:: WHAT YOU ARE ASKED TO DO ::
Please quote every line word for word.

^^^^^^^^

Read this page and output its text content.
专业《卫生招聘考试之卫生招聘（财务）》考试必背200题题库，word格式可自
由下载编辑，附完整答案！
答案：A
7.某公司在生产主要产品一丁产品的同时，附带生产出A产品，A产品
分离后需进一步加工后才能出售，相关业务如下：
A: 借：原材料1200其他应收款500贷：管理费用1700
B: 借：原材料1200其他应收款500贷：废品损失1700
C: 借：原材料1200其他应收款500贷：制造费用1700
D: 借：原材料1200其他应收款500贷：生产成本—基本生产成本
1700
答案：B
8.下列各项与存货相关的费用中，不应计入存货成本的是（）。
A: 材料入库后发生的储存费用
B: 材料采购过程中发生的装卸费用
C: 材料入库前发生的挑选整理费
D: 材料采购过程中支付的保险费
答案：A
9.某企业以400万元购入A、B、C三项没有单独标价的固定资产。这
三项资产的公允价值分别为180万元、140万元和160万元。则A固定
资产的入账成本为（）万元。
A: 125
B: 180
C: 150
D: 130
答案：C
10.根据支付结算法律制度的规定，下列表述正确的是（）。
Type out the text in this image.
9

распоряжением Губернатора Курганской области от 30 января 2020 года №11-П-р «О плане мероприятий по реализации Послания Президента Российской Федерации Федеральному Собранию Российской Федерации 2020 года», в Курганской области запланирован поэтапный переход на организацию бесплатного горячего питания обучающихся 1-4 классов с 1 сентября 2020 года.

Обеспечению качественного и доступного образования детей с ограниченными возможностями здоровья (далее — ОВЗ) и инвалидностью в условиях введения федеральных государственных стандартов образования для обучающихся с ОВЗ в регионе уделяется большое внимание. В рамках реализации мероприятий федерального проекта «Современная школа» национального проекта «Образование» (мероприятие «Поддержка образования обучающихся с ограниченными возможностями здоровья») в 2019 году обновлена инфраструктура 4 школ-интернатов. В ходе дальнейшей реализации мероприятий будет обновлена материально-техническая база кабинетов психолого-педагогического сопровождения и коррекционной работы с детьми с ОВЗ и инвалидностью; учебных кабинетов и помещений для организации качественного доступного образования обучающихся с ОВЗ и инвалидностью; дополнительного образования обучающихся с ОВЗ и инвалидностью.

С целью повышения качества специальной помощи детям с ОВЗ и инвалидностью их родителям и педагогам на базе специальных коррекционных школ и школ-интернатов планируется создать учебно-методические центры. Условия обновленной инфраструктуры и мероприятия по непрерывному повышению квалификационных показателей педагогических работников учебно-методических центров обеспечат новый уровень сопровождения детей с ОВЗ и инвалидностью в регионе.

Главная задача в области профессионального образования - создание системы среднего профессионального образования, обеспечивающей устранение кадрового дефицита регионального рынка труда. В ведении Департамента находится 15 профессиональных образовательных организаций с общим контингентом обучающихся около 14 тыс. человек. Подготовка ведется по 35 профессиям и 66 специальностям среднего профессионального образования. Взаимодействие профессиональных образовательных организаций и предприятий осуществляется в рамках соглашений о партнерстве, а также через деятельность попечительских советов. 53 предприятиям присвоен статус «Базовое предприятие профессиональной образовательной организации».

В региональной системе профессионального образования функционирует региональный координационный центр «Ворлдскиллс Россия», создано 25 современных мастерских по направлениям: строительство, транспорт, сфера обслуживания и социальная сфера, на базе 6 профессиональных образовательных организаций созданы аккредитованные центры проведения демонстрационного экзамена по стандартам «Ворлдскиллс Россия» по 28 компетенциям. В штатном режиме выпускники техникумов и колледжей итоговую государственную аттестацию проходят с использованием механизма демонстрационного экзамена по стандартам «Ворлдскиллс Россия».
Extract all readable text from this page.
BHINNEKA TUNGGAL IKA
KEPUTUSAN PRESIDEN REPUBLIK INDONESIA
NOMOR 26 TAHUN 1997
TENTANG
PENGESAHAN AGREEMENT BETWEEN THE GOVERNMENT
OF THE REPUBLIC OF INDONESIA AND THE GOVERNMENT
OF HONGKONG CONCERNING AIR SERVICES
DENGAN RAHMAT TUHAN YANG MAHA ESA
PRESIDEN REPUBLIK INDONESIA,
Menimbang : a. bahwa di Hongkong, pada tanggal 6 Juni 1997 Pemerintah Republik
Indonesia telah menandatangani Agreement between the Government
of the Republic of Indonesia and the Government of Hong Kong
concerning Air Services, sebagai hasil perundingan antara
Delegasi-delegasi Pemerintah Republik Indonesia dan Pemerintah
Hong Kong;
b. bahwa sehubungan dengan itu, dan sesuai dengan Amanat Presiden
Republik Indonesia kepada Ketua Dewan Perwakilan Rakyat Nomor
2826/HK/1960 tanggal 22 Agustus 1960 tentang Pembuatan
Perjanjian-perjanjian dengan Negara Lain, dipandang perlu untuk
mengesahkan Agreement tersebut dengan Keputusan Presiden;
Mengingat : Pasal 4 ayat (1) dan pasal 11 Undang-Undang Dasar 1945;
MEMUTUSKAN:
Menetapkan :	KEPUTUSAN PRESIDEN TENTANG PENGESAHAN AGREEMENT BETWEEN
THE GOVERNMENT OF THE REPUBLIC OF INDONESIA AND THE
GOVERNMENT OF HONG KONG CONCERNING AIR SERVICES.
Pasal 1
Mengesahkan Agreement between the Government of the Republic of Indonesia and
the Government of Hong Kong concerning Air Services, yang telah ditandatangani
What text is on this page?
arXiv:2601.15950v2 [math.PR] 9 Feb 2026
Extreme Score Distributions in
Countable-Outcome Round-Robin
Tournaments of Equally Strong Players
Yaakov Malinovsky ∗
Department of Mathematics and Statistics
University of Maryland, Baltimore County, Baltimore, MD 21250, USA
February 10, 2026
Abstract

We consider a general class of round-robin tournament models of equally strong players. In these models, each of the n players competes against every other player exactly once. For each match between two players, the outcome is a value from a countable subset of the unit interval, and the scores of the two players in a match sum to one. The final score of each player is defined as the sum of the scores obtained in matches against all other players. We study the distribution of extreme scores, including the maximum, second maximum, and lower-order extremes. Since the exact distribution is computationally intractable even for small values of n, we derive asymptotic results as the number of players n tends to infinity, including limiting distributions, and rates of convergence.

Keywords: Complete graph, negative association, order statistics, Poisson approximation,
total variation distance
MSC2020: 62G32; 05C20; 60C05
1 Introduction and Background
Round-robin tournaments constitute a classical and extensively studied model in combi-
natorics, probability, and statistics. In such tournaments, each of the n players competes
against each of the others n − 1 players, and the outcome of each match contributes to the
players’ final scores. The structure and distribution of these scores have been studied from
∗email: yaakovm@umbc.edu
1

^^^^^^^^

:: CORRECT RESULT ::
Read this page and output its text content.
专业《卫生招聘考试之卫生招聘（财务）》考试必背200题题库，word格式可自
由下载编辑，附完整答案！
答案：A
7.某公司在生产主要产品一丁产品的同时，附带生产出A产品，A产品
分离后需进一步加工后才能出售，相关业务如下：
A: 借：原材料1200其他应收款500贷：管理费用1700
B: 借：原材料1200其他应收款500贷：废品损失1700
C: 借：原材料1200其他应收款500贷：制造费用1700
D: 借：原材料1200其他应收款500贷：生产成本—基本生产成本
1700
答案：B
8.下列各项与存货相关的费用中，不应计入存货成本的是（）。
A: 材料入库后发生的储存费用
B: 材料采购过程中发生的装卸费用
C: 材料入库前发生的挑选整理费
D: 材料采购过程中支付的保险费
答案：A
9.某企业以400万元购入A、B、C三项没有单独标价的固定资产。这
三项资产的公允价值分别为180万元、140万元和160万元。则A固定
资产的入账成本为（）万元。
A: 125
B: 180
C: 150
D: 130
答案：C
10.根据支付结算法律制度的规定，下列表述正确的是（）。
Type out the text in this image.
9

распоряжением Губернатора Курганской области от 30 января 2020 года №11-П-р «О плане мероприятий по реализации Послания Президента Российской Федерации Федеральному Собранию Российской Федерации 2020 года», в Курганской области запланирован поэтапный переход на организацию бесплатного горячего питания обучающихся 1-4 классов с 1 сентября 2020 года.

Обеспечению качественного и доступного образования детей с ограниченными возможностями здоровья (далее — ОВЗ) и инвалидностью в условиях введения федеральных государственных стандартов образования для обучающихся с ОВЗ в регионе уделяется большое внимание. В рамках реализации мероприятий федерального проекта «Современная школа» национального проекта «Образование» (мероприятие «Поддержка образования обучающихся с ограниченными возможностями здоровья») в 2019 году обновлена инфраструктура 4 школ-интернатов. В ходе дальнейшей реализации мероприятий будет обновлена материально-техническая база кабинетов психолого-педагогического сопровождения и коррекционной работы с детьми с ОВЗ и инвалидностью; учебных кабинетов и помещений для организации качественного доступного образования обучающихся с ОВЗ и инвалидностью; дополнительного образования обучающихся с ОВЗ и инвалидностью.

С целью повышения качества специальной помощи детям с ОВЗ и инвалидностью их родителям и педагогам на базе специальных коррекционных школ и школ-интернатов планируется создать учебно-методические центры. Условия обновленной инфраструктуры и мероприятия по непрерывному повышению квалификационных показателей педагогических работников учебно-методических центров обеспечат новый уровень сопровождения детей с ОВЗ и инвалидностью в регионе.

Главная задача в области профессионального образования - создание системы среднего профессионального образования, обеспечивающей устранение кадрового дефицита регионального рынка труда. В ведении Департамента находится 15 профессиональных образовательных организаций с общим контингентом обучающихся около 14 тыс. человек. Подготовка ведется по 35 профессиям и 66 специальностям среднего профессионального образования. Взаимодействие профессиональных образовательных организаций и предприятий осуществляется в рамках соглашений о партнерстве, а также через деятельность попечительских советов. 53 предприятиям присвоен статус «Базовое предприятие профессиональной образовательной организации».

В региональной системе профессионального образования функционирует региональный координационный центр «Ворлдскиллс Россия», создано 25 современных мастерских по направлениям: строительство, транспорт, сфера обслуживания и социальная сфера, на базе 6 профессиональных образовательных организаций созданы аккредитованные центры проведения демонстрационного экзамена по стандартам «Ворлдскиллс Россия» по 28 компетенциям. В штатном режиме выпускники техникумов и колледжей итоговую государственную аттестацию проходят с использованием механизма демонстрационного экзамена по стандартам «Ворлдскиллс Россия».
Extract all readable text from this page.
BHINNEKA TUNGGAL IKA
KEPUTUSAN PRESIDEN REPUBLIK INDONESIA
NOMOR 26 TAHUN 1997
TENTANG
PENGESAHAN AGREEMENT BETWEEN THE GOVERNMENT
OF THE REPUBLIC OF INDONESIA AND THE GOVERNMENT
OF HONGKONG CONCERNING AIR SERVICES
DENGAN RAHMAT TUHAN YANG MAHA ESA
PRESIDEN REPUBLIK INDONESIA,
Menimbang : a. bahwa di Hongkong, pada tanggal 6 Juni 1997 Pemerintah Republik
Indonesia telah menandatangani Agreement between the Government
of the Republic of Indonesia and the Government of Hong Kong
concerning Air Services, sebagai hasil perundingan antara
Delegasi-delegasi Pemerintah Republik Indonesia dan Pemerintah
Hong Kong;
b. bahwa sehubungan dengan itu, dan sesuai dengan Amanat Presiden
Republik Indonesia kepada Ketua Dewan Perwakilan Rakyat Nomor
2826/HK/1960 tanggal 22 Agustus 1960 tentang Pembuatan
Perjanjian-perjanjian dengan Negara Lain, dipandang perlu untuk
mengesahkan Agreement tersebut dengan Keputusan Presiden;
Mengingat : Pasal 4 ayat (1) dan pasal 11 Undang-Undang Dasar 1945;
MEMUTUSKAN:
Menetapkan :	KEPUTUSAN PRESIDEN TENTANG PENGESAHAN AGREEMENT BETWEEN
THE GOVERNMENT OF THE REPUBLIC OF INDONESIA AND THE
GOVERNMENT OF HONG KONG CONCERNING AIR SERVICES.
Pasal 1
Mengesahkan Agreement between the Government of the Republic of Indonesia and
the Government of Hong Kong concerning Air Services, yang telah ditandatangani
What text is on this page?
arXiv:2601.15950v2 [math.PR] 9 Feb 2026
Extreme Score Distributions in
Countable-Outcome Round-Robin
Tournaments of Equally Strong Players
Yaakov Malinovsky ∗
Department of Mathematics and Statistics
University of Maryland, Baltimore County, Baltimore, MD 21250, USA
February 10, 2026
Abstract

We consider a general class of round-robin tournament models of equally strong players. In these models, each of the n players competes against every other player exactly once. For each match between two players, the outcome is a value from a countable subset of the unit interval, and the scores of the two players in a match sum to one. The final score of each player is defined as the sum of the scores obtained in matches against all other players. We study the distribution of extreme scores, including the maximum, second maximum, and lower-order extremes. Since the exact distribution is computationally intractable even for small values of n, we derive asymptotic results as the number of players n tends to infinity, including limiting distributions, and rates of convergence.

Keywords: Complete graph, negative association, order statistics, Poisson approximation,
total variation distance
MSC2020: 62G32; 05C20; 60C05
1 Introduction and Background
Round-robin tournaments constitute a classical and extensively studied model in combi-
natorics, probability, and statistics. In such tournaments, each of the n players competes
against each of the others n − 1 players, and the outcome of each match contributes to the
players’ final scores. The structure and distribution of these scores have been studied from
∗email: yaakovm@umbc.edu
1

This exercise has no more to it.